▽
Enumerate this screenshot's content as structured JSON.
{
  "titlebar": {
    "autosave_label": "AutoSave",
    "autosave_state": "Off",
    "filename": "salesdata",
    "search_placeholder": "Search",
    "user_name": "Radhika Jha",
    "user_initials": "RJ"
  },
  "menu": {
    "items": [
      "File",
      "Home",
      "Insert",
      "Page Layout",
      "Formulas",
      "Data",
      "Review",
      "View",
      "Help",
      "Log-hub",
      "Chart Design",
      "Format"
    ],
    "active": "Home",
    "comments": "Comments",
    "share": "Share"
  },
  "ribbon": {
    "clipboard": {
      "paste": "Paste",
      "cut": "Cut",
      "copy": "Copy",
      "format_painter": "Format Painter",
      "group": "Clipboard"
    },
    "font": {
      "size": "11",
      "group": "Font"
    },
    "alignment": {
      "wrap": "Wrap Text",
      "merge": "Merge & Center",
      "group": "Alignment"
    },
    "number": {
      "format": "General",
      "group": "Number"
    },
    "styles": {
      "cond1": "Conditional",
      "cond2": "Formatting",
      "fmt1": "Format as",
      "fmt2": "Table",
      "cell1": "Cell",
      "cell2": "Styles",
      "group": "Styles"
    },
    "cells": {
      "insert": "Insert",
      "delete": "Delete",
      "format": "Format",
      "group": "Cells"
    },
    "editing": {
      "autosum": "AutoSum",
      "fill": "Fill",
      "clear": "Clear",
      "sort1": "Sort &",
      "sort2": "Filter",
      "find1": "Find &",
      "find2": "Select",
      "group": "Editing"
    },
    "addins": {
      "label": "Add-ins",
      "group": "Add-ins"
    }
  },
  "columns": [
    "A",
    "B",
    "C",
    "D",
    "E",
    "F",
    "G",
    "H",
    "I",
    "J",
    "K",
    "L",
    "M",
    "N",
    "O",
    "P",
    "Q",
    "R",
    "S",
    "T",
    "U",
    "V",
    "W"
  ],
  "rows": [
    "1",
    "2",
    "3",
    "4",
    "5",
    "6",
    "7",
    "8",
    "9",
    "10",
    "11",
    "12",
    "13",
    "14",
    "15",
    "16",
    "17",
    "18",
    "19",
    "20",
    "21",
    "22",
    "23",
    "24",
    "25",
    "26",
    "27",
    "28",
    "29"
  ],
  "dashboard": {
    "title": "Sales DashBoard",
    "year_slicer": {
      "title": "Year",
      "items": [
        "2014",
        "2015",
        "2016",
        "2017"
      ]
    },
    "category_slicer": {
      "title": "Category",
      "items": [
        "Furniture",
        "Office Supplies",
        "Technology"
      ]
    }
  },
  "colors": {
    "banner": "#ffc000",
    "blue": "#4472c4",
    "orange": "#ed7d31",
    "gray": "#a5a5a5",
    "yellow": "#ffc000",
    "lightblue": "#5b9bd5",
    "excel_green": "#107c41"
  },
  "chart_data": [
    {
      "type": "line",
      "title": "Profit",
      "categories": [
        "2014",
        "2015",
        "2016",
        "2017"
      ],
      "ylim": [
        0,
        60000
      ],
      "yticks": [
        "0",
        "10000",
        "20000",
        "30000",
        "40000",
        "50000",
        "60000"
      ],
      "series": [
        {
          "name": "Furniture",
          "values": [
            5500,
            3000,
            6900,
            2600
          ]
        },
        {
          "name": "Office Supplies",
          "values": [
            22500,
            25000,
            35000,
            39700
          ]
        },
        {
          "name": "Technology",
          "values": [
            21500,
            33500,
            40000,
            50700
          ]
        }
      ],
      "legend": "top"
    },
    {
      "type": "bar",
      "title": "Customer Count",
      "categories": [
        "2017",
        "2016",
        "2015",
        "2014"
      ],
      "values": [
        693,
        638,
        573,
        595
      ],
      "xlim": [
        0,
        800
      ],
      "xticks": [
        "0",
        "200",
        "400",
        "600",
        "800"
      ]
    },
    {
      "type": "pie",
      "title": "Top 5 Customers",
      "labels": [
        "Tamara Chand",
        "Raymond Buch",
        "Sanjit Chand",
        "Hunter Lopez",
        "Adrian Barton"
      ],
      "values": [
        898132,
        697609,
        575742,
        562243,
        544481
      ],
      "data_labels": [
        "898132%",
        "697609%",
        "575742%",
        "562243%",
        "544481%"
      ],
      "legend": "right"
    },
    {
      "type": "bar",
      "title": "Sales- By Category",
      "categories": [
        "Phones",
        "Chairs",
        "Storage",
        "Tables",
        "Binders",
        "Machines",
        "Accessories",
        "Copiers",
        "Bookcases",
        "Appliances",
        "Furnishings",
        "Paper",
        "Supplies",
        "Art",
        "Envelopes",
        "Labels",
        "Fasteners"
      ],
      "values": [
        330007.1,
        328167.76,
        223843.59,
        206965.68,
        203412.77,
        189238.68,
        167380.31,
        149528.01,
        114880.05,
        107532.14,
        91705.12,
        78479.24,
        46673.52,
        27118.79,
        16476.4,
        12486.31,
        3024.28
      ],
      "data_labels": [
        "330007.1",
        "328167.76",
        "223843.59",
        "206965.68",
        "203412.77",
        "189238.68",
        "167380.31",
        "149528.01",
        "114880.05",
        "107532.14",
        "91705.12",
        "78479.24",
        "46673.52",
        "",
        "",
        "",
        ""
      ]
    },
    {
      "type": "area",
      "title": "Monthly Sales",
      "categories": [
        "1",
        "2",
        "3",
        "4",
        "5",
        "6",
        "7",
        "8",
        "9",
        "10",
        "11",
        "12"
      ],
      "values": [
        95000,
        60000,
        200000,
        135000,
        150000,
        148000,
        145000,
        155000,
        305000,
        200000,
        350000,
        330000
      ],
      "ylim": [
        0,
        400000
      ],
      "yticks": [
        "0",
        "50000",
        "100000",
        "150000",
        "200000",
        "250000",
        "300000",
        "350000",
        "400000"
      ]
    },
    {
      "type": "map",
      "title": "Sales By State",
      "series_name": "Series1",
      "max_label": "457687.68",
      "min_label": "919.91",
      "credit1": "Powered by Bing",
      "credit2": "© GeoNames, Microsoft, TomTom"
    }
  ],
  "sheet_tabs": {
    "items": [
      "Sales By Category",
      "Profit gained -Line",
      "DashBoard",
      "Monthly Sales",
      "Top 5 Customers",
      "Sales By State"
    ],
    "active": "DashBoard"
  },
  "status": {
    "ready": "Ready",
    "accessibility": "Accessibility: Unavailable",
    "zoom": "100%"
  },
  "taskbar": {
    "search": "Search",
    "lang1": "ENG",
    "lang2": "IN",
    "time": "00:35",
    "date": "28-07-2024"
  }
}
△
▸ EXERCISE: Set down the listing above in full, please, exactly as it appears.

▸ PROBLEM SOLUTION:
Enumerate this screenshot's content as structured JSON.
{
  "titlebar": {
    "autosave_label": "AutoSave",
    "autosave_state": "Off",
    "filename": "salesdata",
    "search_placeholder": "Search",
    "user_name": "Radhika Jha",
    "user_initials": "RJ"
  },
  "menu": {
    "items": [
      "File",
      "Home",
      "Insert",
      "Page Layout",
      "Formulas",
      "Data",
      "Review",
      "View",
      "Help",
      "Log-hub",
      "Chart Design",
      "Format"
    ],
    "active": "Home",
    "comments": "Comments",
    "share": "Share"
  },
  "ribbon": {
    "clipboard": {
      "paste": "Paste",
      "cut": "Cut",
      "copy": "Copy",
      "format_painter": "Format Painter",
      "group": "Clipboard"
    },
    "font": {
      "size": "11",
      "group": "Font"
    },
    "alignment": {
      "wrap": "Wrap Text",
      "merge": "Merge & Center",
      "group": "Alignment"
    },
    "number": {
      "format": "General",
      "group": "Number"
    },
    "styles": {
      "cond1": "Conditional",
      "cond2": "Formatting",
      "fmt1": "Format as",
      "fmt2": "Table",
      "cell1": "Cell",
      "cell2": "Styles",
      "group": "Styles"
    },
    "cells": {
      "insert": "Insert",
      "delete": "Delete",
      "format": "Format",
      "group": "Cells"
    },
    "editing": {
      "autosum": "AutoSum",
      "fill": "Fill",
      "clear": "Clear",
      "sort1": "Sort &",
      "sort2": "Filter",
      "find1": "Find &",
      "find2": "Select",
      "group": "Editing"
    },
    "addins": {
      "label": "Add-ins",
      "group": "Add-ins"
    }
  },
  "columns": [
    "A",
    "B",
    "C",
    "D",
    "E",
    "F",
    "G",
    "H",
    "I",
    "J",
    "K",
    "L",
    "M",
    "N",
    "O",
    "P",
    "Q",
    "R",
    "S",
    "T",
    "U",
    "V",
    "W"
  ],
  "rows": [
    "1",
    "2",
    "3",
    "4",
    "5",
    "6",
    "7",
    "8",
    "9",
    "10",
    "11",
    "12",
    "13",
    "14",
    "15",
    "16",
    "17",
    "18",
    "19",
    "20",
    "21",
    "22",
    "23",
    "24",
    "25",
    "26",
    "27",
    "28",
    "29"
  ],
  "dashboard": {
    "title": "Sales DashBoard",
    "year_slicer": {
      "title": "Year",
      "items": [
        "2014",
        "2015",
        "2016",
        "2017"
      ]
    },
    "category_slicer": {
      "title": "Category",
      "items": [
        "Furniture",
        "Office Supplies",
        "Technology"
      ]
    }
  },
  "colors": {
    "banner": "#ffc000",
    "blue": "#4472c4",
    "orange": "#ed7d31",
    "gray": "#a5a5a5",
    "yellow": "#ffc000",
    "lightblue": "#5b9bd5",
    "excel_green": "#107c41"
  },
  "chart_data": [
    {
      "type": "line",
      "title": "Profit",
      "categories": [
        "2014",
        "2015",
        "2016",
        "2017"
      ],
      "ylim": [
        0,
        60000
      ],
      "yticks": [
        "0",
        "10000",
        "20000",
        "30000",
        "40000",
        "50000",
        "60000"
      ],
      "series": [
        {
          "name": "Furniture",
          "values": [
            5500,
            3000,
            6900,
            2600
          ]
        },
        {
          "name": "Office Supplies",
          "values": [
            22500,
            25000,
            35000,
            39700
          ]
        },
        {
          "name": "Technology",
          "values": [
            21500,
            33500,
            40000,
            50700
          ]
        }
      ],
      "legend": "top"
    },
    {
      "type": "bar",
      "title": "Customer Count",
      "categories": [
        "2017",
        "2016",
        "2015",
        "2014"
      ],
      "values": [
        693,
        638,
        573,
        595
      ],
      "xlim": [
        0,
        800
      ],
      "xticks": [
        "0",
        "200",
        "400",
        "600",
        "800"
      ]
    },
    {
      "type": "pie",
      "title": "Top 5 Customers",
      "labels": [
        "Tamara Chand",
        "Raymond Buch",
        "Sanjit Chand",
        "Hunter Lopez",
        "Adrian Barton"
      ],
      "values": [
        898132,
        697609,
        575742,
        562243,
        544481
      ],
      "data_labels": [
        "898132%",
        "697609%",
        "575742%",
        "562243%",
        "544481%"
      ],
      "legend": "right"
    },
    {
      "type": "bar",
      "title": "Sales- By Category",
      "categories": [
        "Phones",
        "Chairs",
        "Storage",
        "Tables",
        "Binders",
        "Machines",
        "Accessories",
        "Copiers",
        "Bookcases",
        "Appliances",
        "Furnishings",
        "Paper",
        "Supplies",
        "Art",
        "Envelopes",
        "Labels",
        "Fasteners"
      ],
      "values": [
        330007.1,
        328167.76,
        223843.59,
        206965.68,
        203412.77,
        189238.68,
        167380.31,
        149528.01,
        114880.05,
        107532.14,
        91705.12,
        78479.24,
        46673.52,
        27118.79,
        16476.4,
        12486.31,
        3024.28
      ],
      "data_labels": [
        "330007.1",
        "328167.76",
        "223843.59",
        "206965.68",
        "203412.77",
        "189238.68",
        "167380.31",
        "149528.01",
        "114880.05",
        "107532.14",
        "91705.12",
        "78479.24",
        "46673.52",
        "",
        "",
        "",
        ""
      ]
    },
    {
      "type": "area",
      "title": "Monthly Sales",
      "categories": [
        "1",
        "2",
        "3",
        "4",
        "5",
        "6",
        "7",
        "8",
        "9",
        "10",
        "11",
        "12"
      ],
      "values": [
        95000,
        60000,
        200000,
        135000,
        150000,
        148000,
        145000,
        155000,
        305000,
        200000,
        350000,
        330000
      ],
      "ylim": [
        0,
        400000
      ],
      "yticks": [
        "0",
        "50000",
        "100000",
        "150000",
        "200000",
        "250000",
        "300000",
        "350000",
        "400000"
      ]
    },
    {
      "type": "map",
      "title": "Sales By State",
      "series_name": "Series1",
      "max_label": "457687.68",
      "min_label": "919.91",
      "credit1": "Powered by Bing",
      "credit2": "© GeoNames, Microsoft, TomTom"
    }
  ],
  "sheet_tabs": {
    "items": [
      "Sales By Category",
      "Profit gained -Line",
      "DashBoard",
      "Monthly Sales",
      "Top 5 Customers",
      "Sales By State"
    ],
    "active": "DashBoard"
  },
  "status": {
    "ready": "Ready",
    "accessibility": "Accessibility: Unavailable",
    "zoom": "100%"
  },
  "taskbar": {
    "search": "Search",
    "lang1": "ENG",
    "lang2": "IN",
    "time": "00:35",
    "date": "28-07-2024"
  }
}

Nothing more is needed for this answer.